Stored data
□ □ □ □ □

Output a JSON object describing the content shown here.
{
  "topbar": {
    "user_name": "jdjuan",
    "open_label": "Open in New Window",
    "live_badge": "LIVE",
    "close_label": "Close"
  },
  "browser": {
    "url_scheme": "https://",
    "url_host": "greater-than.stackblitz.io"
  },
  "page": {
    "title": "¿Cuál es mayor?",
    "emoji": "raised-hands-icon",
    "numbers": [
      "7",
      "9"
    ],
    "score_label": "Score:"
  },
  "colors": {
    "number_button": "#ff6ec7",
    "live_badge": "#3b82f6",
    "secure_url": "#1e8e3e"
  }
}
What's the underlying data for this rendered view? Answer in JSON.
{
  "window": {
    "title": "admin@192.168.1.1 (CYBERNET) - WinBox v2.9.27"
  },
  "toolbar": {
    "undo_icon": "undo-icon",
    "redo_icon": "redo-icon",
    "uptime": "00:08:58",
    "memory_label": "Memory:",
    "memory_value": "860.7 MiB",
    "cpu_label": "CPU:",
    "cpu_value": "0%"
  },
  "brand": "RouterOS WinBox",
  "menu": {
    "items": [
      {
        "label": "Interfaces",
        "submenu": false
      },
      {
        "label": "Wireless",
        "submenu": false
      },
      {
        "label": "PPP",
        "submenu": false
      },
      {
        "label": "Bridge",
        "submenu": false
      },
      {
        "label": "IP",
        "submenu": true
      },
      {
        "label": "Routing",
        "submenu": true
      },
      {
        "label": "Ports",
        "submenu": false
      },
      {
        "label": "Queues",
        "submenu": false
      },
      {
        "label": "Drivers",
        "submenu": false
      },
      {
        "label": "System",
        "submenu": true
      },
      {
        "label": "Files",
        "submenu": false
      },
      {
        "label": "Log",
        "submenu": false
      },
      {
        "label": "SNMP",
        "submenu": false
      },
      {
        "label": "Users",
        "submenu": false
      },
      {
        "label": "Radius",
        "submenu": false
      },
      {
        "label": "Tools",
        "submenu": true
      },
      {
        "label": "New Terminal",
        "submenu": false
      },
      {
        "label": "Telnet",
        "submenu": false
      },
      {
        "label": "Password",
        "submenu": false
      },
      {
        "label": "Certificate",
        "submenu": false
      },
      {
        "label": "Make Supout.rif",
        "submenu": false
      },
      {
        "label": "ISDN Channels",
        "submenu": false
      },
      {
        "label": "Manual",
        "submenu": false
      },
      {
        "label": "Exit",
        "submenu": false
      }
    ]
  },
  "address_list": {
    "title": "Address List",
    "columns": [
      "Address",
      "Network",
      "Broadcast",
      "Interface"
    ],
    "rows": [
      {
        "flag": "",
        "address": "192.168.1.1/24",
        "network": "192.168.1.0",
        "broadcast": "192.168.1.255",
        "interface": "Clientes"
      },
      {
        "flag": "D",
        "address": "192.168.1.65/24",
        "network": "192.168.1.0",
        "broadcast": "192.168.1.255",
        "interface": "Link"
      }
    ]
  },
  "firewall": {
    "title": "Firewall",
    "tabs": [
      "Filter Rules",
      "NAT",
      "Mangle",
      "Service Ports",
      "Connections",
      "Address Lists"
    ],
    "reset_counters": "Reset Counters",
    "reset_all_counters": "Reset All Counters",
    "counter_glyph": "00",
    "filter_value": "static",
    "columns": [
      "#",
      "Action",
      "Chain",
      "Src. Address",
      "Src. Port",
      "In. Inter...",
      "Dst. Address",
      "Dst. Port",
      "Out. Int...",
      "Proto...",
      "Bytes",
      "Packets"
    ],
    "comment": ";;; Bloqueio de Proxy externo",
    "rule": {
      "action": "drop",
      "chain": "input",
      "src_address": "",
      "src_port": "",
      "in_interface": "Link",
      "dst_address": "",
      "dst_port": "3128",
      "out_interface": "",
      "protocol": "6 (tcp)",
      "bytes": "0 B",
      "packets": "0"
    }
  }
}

□ □ □ □ □

## AIM OF THE TASK
Review the material and copy each line in which the word "JSON" appears.

## FINAL ANSWER
Output a JSON object describing the content shown here.
What's the underlying data for this rendered view? Answer in JSON.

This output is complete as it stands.